───── AVAILABLE RECORDS ─────
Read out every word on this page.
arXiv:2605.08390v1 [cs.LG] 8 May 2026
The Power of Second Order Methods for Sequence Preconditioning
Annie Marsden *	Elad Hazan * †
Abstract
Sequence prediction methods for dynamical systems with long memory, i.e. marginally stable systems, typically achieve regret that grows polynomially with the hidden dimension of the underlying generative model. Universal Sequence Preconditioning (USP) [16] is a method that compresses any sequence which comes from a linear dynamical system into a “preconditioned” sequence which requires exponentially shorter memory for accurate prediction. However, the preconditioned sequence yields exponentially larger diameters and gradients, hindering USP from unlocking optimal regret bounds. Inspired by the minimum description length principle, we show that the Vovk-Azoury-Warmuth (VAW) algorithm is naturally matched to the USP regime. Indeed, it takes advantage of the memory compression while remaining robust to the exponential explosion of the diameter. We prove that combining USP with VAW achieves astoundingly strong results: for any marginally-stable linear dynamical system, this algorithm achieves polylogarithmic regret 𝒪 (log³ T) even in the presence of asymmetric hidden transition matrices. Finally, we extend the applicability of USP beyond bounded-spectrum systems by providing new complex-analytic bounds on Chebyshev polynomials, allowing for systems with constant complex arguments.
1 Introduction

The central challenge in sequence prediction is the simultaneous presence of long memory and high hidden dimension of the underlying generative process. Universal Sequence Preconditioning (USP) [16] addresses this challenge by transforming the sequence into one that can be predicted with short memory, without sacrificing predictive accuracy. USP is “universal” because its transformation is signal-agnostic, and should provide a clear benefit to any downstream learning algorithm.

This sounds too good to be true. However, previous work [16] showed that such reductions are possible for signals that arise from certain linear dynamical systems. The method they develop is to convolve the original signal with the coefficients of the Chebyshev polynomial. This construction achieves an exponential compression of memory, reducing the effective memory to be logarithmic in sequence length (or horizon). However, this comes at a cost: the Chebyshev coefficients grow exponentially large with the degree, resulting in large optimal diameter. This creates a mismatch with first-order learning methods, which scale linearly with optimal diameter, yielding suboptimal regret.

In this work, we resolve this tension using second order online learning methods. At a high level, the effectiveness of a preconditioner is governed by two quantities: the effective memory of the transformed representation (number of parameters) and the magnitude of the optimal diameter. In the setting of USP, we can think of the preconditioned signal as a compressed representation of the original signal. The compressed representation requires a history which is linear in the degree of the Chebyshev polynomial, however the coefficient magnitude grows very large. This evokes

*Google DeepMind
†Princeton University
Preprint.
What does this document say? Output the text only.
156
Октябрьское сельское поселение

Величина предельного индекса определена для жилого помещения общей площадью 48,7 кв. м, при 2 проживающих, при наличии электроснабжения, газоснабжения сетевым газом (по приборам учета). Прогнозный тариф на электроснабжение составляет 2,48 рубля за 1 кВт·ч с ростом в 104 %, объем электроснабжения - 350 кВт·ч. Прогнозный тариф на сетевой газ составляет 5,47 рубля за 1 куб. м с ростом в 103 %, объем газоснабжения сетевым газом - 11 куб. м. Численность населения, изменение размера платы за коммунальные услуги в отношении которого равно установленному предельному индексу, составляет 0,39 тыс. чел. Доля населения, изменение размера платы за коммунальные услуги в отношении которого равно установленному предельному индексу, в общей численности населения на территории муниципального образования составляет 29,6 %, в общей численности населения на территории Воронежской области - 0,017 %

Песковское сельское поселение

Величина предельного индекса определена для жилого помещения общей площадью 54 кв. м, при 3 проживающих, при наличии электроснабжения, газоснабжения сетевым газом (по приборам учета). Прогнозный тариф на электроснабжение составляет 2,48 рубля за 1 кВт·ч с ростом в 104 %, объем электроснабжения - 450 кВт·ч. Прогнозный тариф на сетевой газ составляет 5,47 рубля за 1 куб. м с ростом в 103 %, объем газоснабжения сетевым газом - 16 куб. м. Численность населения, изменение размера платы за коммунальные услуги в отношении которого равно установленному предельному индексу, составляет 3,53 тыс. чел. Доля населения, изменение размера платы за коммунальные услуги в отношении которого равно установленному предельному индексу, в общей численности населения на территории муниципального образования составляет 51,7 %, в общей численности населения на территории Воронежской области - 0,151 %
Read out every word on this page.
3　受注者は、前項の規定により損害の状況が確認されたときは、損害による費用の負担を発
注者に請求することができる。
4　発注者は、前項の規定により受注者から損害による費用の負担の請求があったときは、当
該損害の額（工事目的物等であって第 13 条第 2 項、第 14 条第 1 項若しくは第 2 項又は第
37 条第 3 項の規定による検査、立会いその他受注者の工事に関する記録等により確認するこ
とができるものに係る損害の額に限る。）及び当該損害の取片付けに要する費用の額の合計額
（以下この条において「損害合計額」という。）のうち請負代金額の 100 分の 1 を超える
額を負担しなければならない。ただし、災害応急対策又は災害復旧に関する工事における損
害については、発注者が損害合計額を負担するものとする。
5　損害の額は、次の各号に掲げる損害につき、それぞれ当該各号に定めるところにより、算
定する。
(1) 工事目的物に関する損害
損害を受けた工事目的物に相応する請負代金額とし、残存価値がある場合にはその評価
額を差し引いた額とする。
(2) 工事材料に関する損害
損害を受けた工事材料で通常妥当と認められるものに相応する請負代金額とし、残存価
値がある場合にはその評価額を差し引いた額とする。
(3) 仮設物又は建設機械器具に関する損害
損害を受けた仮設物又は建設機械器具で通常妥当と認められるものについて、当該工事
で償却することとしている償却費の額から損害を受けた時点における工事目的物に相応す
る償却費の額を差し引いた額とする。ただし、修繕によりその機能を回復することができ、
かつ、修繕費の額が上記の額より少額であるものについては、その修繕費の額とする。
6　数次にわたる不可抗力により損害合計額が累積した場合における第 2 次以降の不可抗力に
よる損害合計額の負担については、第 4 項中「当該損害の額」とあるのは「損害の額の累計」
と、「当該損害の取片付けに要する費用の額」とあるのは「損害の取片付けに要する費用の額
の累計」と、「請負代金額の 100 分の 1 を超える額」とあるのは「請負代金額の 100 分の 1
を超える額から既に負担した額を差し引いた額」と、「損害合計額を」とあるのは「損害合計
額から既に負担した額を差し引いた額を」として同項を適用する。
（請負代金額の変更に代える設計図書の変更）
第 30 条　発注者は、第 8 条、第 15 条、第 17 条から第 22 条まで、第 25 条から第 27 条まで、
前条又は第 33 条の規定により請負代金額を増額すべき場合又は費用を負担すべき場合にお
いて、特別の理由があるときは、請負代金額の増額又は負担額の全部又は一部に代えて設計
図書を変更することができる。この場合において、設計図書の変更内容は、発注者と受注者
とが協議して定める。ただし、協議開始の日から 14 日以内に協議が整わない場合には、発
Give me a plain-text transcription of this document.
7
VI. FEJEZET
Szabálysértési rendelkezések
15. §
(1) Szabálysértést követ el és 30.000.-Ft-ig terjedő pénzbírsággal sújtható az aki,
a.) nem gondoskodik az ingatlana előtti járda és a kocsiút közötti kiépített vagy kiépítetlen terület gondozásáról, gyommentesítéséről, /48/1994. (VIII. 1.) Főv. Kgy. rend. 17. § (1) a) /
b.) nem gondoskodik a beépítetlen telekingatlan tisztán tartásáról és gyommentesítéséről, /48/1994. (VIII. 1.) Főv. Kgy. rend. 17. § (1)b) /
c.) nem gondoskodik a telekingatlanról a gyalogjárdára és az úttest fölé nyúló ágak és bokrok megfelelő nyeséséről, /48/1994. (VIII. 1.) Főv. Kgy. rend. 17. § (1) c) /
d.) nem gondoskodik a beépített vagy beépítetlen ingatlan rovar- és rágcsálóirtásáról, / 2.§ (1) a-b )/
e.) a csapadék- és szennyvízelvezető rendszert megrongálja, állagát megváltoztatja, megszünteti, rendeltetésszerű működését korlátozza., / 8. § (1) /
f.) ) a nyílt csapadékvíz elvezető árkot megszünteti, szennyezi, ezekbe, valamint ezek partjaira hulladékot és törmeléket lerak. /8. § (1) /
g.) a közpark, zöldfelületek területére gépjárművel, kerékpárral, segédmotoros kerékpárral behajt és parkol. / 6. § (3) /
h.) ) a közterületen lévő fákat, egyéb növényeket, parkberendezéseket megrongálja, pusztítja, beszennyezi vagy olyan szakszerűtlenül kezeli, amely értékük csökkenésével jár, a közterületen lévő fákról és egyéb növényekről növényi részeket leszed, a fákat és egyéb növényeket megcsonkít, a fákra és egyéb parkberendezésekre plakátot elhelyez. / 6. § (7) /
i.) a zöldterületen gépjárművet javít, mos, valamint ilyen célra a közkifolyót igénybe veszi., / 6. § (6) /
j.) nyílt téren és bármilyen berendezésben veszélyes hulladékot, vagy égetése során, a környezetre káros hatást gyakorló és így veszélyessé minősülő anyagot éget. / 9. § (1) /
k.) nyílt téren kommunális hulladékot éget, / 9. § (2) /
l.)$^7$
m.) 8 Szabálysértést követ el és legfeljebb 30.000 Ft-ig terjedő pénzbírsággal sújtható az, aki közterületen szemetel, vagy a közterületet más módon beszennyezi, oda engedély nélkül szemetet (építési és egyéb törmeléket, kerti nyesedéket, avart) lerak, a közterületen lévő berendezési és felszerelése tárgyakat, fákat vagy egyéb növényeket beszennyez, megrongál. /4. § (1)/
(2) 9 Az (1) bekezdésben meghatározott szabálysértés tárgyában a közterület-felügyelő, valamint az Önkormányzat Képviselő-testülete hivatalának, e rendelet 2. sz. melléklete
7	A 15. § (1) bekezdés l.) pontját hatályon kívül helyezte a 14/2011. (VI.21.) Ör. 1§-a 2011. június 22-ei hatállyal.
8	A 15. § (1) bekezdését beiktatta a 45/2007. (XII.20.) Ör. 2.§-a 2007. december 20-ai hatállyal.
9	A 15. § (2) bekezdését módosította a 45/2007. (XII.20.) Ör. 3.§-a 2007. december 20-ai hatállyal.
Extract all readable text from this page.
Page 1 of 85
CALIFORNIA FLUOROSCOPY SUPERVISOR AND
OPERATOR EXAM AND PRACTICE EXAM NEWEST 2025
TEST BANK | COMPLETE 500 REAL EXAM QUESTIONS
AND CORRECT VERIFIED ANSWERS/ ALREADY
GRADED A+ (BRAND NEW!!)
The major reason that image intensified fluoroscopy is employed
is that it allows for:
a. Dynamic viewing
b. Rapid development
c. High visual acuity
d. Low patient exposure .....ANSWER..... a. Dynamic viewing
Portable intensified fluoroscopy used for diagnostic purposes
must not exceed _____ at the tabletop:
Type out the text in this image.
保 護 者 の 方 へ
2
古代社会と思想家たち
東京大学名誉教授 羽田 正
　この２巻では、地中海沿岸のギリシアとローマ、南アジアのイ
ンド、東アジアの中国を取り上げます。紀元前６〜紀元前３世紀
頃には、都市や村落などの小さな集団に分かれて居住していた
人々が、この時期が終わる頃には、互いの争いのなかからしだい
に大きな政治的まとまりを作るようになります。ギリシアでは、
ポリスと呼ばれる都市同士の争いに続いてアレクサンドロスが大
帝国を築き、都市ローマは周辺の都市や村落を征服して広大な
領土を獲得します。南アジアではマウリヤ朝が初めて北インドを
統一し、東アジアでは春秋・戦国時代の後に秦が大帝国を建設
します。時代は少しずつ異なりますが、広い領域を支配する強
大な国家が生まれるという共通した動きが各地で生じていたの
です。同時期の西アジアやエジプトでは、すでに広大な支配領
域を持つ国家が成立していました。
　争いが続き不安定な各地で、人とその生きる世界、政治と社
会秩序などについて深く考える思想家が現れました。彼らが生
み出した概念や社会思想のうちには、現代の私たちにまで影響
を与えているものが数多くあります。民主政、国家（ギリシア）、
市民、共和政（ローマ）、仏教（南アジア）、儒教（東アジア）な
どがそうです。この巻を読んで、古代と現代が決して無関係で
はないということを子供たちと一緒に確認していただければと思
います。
─────
• _TO DO_:
Determine how many lines of the data contain the word "hatállyal", and reply with that number only.

• _WRITTEN SOLUTION_:
3